**PROBLEM TO WORK ON**: Write each record again exactly as it stands.

Data extracted from a collection

◆ ◆ ◆ ◆

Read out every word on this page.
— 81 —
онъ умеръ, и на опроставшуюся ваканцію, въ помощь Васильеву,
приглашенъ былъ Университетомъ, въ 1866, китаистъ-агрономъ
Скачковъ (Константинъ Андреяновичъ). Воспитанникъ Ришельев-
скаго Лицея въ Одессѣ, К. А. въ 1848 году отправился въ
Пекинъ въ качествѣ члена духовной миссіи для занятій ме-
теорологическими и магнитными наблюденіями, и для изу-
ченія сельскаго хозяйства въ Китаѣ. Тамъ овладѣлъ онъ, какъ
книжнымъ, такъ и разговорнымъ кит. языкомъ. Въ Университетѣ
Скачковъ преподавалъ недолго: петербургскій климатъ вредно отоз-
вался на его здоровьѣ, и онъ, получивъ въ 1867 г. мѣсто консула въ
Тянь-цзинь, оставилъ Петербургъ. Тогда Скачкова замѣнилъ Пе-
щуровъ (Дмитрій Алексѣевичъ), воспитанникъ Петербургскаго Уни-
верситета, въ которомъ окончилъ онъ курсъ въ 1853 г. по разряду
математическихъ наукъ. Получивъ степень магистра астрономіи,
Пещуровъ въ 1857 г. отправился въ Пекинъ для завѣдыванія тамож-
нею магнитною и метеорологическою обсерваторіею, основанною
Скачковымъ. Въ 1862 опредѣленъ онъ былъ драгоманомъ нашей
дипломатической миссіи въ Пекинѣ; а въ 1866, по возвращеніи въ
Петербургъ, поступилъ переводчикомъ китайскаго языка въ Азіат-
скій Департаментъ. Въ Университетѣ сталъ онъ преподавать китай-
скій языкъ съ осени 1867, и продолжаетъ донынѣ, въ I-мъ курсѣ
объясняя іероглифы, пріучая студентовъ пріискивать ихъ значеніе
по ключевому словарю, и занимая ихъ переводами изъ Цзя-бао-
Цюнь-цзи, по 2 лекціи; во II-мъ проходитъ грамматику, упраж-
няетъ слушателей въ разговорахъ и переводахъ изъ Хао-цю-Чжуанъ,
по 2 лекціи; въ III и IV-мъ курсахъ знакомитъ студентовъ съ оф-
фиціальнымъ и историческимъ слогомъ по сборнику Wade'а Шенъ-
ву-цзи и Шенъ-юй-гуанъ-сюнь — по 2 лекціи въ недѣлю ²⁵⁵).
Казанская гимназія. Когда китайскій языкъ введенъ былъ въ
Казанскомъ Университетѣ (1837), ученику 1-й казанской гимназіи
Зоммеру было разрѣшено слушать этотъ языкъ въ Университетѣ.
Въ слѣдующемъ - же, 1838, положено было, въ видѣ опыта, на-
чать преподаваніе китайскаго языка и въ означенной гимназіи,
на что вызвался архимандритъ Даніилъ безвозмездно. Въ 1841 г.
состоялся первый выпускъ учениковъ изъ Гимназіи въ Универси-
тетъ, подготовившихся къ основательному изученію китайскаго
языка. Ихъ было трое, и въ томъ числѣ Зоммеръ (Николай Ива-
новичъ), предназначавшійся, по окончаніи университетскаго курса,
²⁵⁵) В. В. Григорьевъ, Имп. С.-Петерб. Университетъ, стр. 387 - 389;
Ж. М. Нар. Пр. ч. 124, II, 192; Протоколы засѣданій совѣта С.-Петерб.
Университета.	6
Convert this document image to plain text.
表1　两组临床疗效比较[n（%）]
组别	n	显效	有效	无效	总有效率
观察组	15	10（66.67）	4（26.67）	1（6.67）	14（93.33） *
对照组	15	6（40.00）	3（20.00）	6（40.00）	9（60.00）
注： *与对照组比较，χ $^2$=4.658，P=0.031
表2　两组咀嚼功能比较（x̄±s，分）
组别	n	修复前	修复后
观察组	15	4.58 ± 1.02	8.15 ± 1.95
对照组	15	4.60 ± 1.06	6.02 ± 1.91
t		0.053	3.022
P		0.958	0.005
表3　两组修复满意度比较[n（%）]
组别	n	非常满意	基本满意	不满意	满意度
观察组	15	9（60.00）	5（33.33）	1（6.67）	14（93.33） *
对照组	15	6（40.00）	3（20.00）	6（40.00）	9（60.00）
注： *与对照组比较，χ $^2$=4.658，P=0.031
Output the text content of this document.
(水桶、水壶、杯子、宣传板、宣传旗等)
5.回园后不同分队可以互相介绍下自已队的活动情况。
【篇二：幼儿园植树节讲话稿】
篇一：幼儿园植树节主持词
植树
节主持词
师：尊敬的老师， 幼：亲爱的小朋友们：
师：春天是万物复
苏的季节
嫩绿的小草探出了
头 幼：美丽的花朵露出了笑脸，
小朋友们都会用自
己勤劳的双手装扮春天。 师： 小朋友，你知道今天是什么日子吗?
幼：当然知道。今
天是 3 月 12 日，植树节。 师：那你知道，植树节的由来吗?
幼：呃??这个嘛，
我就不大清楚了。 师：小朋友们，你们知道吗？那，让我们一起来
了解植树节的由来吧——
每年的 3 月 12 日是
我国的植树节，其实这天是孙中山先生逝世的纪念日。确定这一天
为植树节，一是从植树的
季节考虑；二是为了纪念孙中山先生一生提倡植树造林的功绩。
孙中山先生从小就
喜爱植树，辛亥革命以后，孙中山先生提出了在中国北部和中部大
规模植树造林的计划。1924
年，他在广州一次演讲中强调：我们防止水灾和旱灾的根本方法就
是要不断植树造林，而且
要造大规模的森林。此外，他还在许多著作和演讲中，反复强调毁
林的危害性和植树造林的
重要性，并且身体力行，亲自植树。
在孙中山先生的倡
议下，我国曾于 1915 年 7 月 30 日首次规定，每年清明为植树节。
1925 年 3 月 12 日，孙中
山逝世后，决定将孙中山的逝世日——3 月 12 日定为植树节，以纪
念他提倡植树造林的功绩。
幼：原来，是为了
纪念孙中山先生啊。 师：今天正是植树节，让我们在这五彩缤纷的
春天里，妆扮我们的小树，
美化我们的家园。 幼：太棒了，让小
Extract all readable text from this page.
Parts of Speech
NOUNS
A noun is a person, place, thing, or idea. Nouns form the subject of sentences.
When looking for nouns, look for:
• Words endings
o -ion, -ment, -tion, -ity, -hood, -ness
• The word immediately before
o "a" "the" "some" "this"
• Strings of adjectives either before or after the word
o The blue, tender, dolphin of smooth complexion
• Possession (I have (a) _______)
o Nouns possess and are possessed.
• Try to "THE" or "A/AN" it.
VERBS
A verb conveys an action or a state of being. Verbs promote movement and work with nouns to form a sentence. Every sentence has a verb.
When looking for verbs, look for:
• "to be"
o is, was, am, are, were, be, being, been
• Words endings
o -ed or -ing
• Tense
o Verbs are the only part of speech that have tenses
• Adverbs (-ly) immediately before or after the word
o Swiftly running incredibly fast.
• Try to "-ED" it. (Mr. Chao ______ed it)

◆ ◆ ◆ ◆

**PROBLEM SOLUTION**:
Read out every word on this page.
— 81 —
онъ умеръ, и на опроставшуюся ваканцію, въ помощь Васильеву,
приглашенъ былъ Университетомъ, въ 1866, китаистъ-агрономъ
Скачковъ (Константинъ Андреяновичъ). Воспитанникъ Ришельев-
скаго Лицея въ Одессѣ, К. А. въ 1848 году отправился въ
Пекинъ въ качествѣ члена духовной миссіи для занятій ме-
теорологическими и магнитными наблюденіями, и для изу-
ченія сельскаго хозяйства въ Китаѣ. Тамъ овладѣлъ онъ, какъ
книжнымъ, такъ и разговорнымъ кит. языкомъ. Въ Университетѣ
Скачковъ преподавалъ недолго: петербургскій климатъ вредно отоз-
вался на его здоровьѣ, и онъ, получивъ въ 1867 г. мѣсто консула въ
Тянь-цзинь, оставилъ Петербургъ. Тогда Скачкова замѣнилъ Пе-
щуровъ (Дмитрій Алексѣевичъ), воспитанникъ Петербургскаго Уни-
верситета, въ которомъ окончилъ онъ курсъ въ 1853 г. по разряду
математическихъ наукъ. Получивъ степень магистра астрономіи,
Пещуровъ въ 1857 г. отправился въ Пекинъ для завѣдыванія тамож-
нею магнитною и метеорологическою обсерваторіею, основанною
Скачковымъ. Въ 1862 опредѣленъ онъ былъ драгоманомъ нашей
дипломатической миссіи въ Пекинѣ; а въ 1866, по возвращеніи въ
Петербургъ, поступилъ переводчикомъ китайскаго языка въ Азіат-
скій Департаментъ. Въ Университетѣ сталъ онъ преподавать китай-
скій языкъ съ осени 1867, и продолжаетъ донынѣ, въ I-мъ курсѣ
объясняя іероглифы, пріучая студентовъ пріискивать ихъ значеніе
по ключевому словарю, и занимая ихъ переводами изъ Цзя-бао-
Цюнь-цзи, по 2 лекціи; во II-мъ проходитъ грамматику, упраж-
няетъ слушателей въ разговорахъ и переводахъ изъ Хао-цю-Чжуанъ,
по 2 лекціи; въ III и IV-мъ курсахъ знакомитъ студентовъ съ оф-
фиціальнымъ и историческимъ слогомъ по сборнику Wade'а Шенъ-
ву-цзи и Шенъ-юй-гуанъ-сюнь — по 2 лекціи въ недѣлю ²⁵⁵).
Казанская гимназія. Когда китайскій языкъ введенъ былъ въ
Казанскомъ Университетѣ (1837), ученику 1-й казанской гимназіи
Зоммеру было разрѣшено слушать этотъ языкъ въ Университетѣ.
Въ слѣдующемъ - же, 1838, положено было, въ видѣ опыта, на-
чать преподаваніе китайскаго языка и въ означенной гимназіи,
на что вызвался архимандритъ Даніилъ безвозмездно. Въ 1841 г.
состоялся первый выпускъ учениковъ изъ Гимназіи въ Универси-
тетъ, подготовившихся къ основательному изученію китайскаго
языка. Ихъ было трое, и въ томъ числѣ Зоммеръ (Николай Ива-
новичъ), предназначавшійся, по окончаніи университетскаго курса,
²⁵⁵) В. В. Григорьевъ, Имп. С.-Петерб. Университетъ, стр. 387 - 389;
Ж. М. Нар. Пр. ч. 124, II, 192; Протоколы засѣданій совѣта С.-Петерб.
Университета.	6
Convert this document image to plain text.
表1　两组临床疗效比较[n（%）]
组别	n	显效	有效	无效	总有效率
观察组	15	10（66.67）	4（26.67）	1（6.67）	14（93.33） *
对照组	15	6（40.00）	3（20.00）	6（40.00）	9（60.00）
注： *与对照组比较，χ $^2$=4.658，P=0.031
表2　两组咀嚼功能比较（x̄±s，分）
组别	n	修复前	修复后
观察组	15	4.58 ± 1.02	8.15 ± 1.95
对照组	15	4.60 ± 1.06	6.02 ± 1.91
t		0.053	3.022
P		0.958	0.005
表3　两组修复满意度比较[n（%）]
组别	n	非常满意	基本满意	不满意	满意度
观察组	15	9（60.00）	5（33.33）	1（6.67）	14（93.33） *
对照组	15	6（40.00）	3（20.00）	6（40.00）	9（60.00）
注： *与对照组比较，χ $^2$=4.658，P=0.031
Output the text content of this document.
(水桶、水壶、杯子、宣传板、宣传旗等)
5.回园后不同分队可以互相介绍下自已队的活动情况。
【篇二：幼儿园植树节讲话稿】
篇一：幼儿园植树节主持词
植树
节主持词
师：尊敬的老师， 幼：亲爱的小朋友们：
师：春天是万物复
苏的季节
嫩绿的小草探出了
头 幼：美丽的花朵露出了笑脸，
小朋友们都会用自
己勤劳的双手装扮春天。 师： 小朋友，你知道今天是什么日子吗?
幼：当然知道。今
天是 3 月 12 日，植树节。 师：那你知道，植树节的由来吗?
幼：呃??这个嘛，
我就不大清楚了。 师：小朋友们，你们知道吗？那，让我们一起来
了解植树节的由来吧——
每年的 3 月 12 日是
我国的植树节，其实这天是孙中山先生逝世的纪念日。确定这一天
为植树节，一是从植树的
季节考虑；二是为了纪念孙中山先生一生提倡植树造林的功绩。
孙中山先生从小就
喜爱植树，辛亥革命以后，孙中山先生提出了在中国北部和中部大
规模植树造林的计划。1924
年，他在广州一次演讲中强调：我们防止水灾和旱灾的根本方法就
是要不断植树造林，而且
要造大规模的森林。此外，他还在许多著作和演讲中，反复强调毁
林的危害性和植树造林的
重要性，并且身体力行，亲自植树。
在孙中山先生的倡
议下，我国曾于 1915 年 7 月 30 日首次规定，每年清明为植树节。
1925 年 3 月 12 日，孙中
山逝世后，决定将孙中山的逝世日——3 月 12 日定为植树节，以纪
念他提倡植树造林的功绩。
幼：原来，是为了
纪念孙中山先生啊。 师：今天正是植树节，让我们在这五彩缤纷的
春天里，妆扮我们的小树，
美化我们的家园。 幼：太棒了，让小
Extract all readable text from this page.
Parts of Speech
NOUNS
A noun is a person, place, thing, or idea. Nouns form the subject of sentences.
When looking for nouns, look for:
• Words endings
o -ion, -ment, -tion, -ity, -hood, -ness
• The word immediately before
o "a" "the" "some" "this"
• Strings of adjectives either before or after the word
o The blue, tender, dolphin of smooth complexion
• Possession (I have (a) _______)
o Nouns possess and are possessed.
• Try to "THE" or "A/AN" it.
VERBS
A verb conveys an action or a state of being. Verbs promote movement and work with nouns to form a sentence. Every sentence has a verb.
When looking for verbs, look for:
• "to be"
o is, was, am, are, were, be, being, been
• Words endings
o -ed or -ing
• Tense
o Verbs are the only part of speech that have tenses
• Adverbs (-ly) immediately before or after the word
o Swiftly running incredibly fast.
• Try to "-ED" it. (Mr. Chao ______ed it)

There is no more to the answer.